> **WORK TO BE COMPLETED**:
Transcribe all the entries word for word, omitting any pictures they contain.

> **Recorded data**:
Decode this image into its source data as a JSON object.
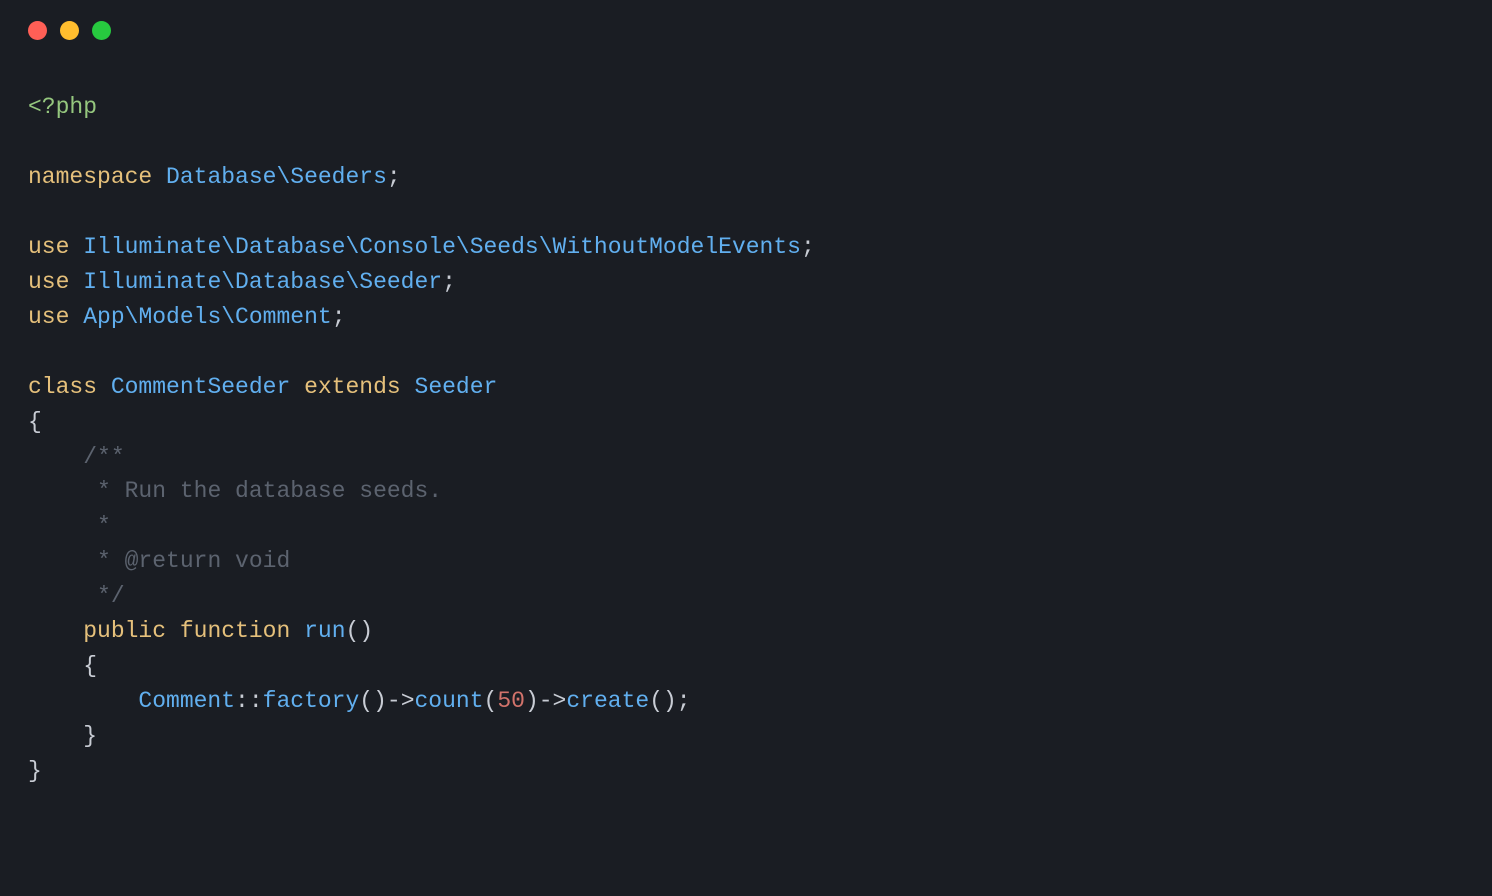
{
  "traffic_lights": {
    "colors": [
      "#ff5f56",
      "#ffbd2e",
      "#27c93f"
    ]
  },
  "code": {
    "open_tag": "<?php",
    "namespace_kw": "namespace",
    "namespace_path": "Database\\Seeders",
    "use_kw": "use",
    "use1": "Illuminate\\Database\\Console\\Seeds\\WithoutModelEvents",
    "use2": "Illuminate\\Database\\Seeder",
    "use3": "App\\Models\\Comment",
    "class_kw": "class",
    "class_name": "CommentSeeder",
    "extends_kw": "extends",
    "extends_name": "Seeder",
    "brace_open": "{",
    "brace_close": "}",
    "comment_l1": "/**",
    "comment_l2": " * Run the database seeds.",
    "comment_l3": " *",
    "comment_l4": " * @return void",
    "comment_l5": " */",
    "public_kw": "public",
    "function_kw": "function",
    "run_fn": "run",
    "parens": "()",
    "comment_class": "Comment",
    "dbl_colon": "::",
    "factory_fn": "factory",
    "arrow": "->",
    "count_fn": "count",
    "paren_open": "(",
    "count_num": "50",
    "paren_close": ")",
    "create_fn": "create",
    "semi": ";"
  }
}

> **OUTPUT OF THE EXERCISE**:
Decode this image into its source data as a JSON object.
{
  "traffic_lights": {
    "colors": [
      "#ff5f56",
      "#ffbd2e",
      "#27c93f"
    ]
  },
  "code": {
    "open_tag": "<?php",
    "namespace_kw": "namespace",
    "namespace_path": "Database\\Seeders",
    "use_kw": "use",
    "use1": "Illuminate\\Database\\Console\\Seeds\\WithoutModelEvents",
    "use2": "Illuminate\\Database\\Seeder",
    "use3": "App\\Models\\Comment",
    "class_kw": "class",
    "class_name": "CommentSeeder",
    "extends_kw": "extends",
    "extends_name": "Seeder",
    "brace_open": "{",
    "brace_close": "}",
    "comment_l1": "/**",
    "comment_l2": " * Run the database seeds.",
    "comment_l3": " *",
    "comment_l4": " * @return void",
    "comment_l5": " */",
    "public_kw": "public",
    "function_kw": "function",
    "run_fn": "run",
    "parens": "()",
    "comment_class": "Comment",
    "dbl_colon": "::",
    "factory_fn": "factory",
    "arrow": "->",
    "count_fn": "count",
    "paren_open": "(",
    "count_num": "50",
    "paren_close": ")",
    "create_fn": "create",
    "semi": ";"
  }
}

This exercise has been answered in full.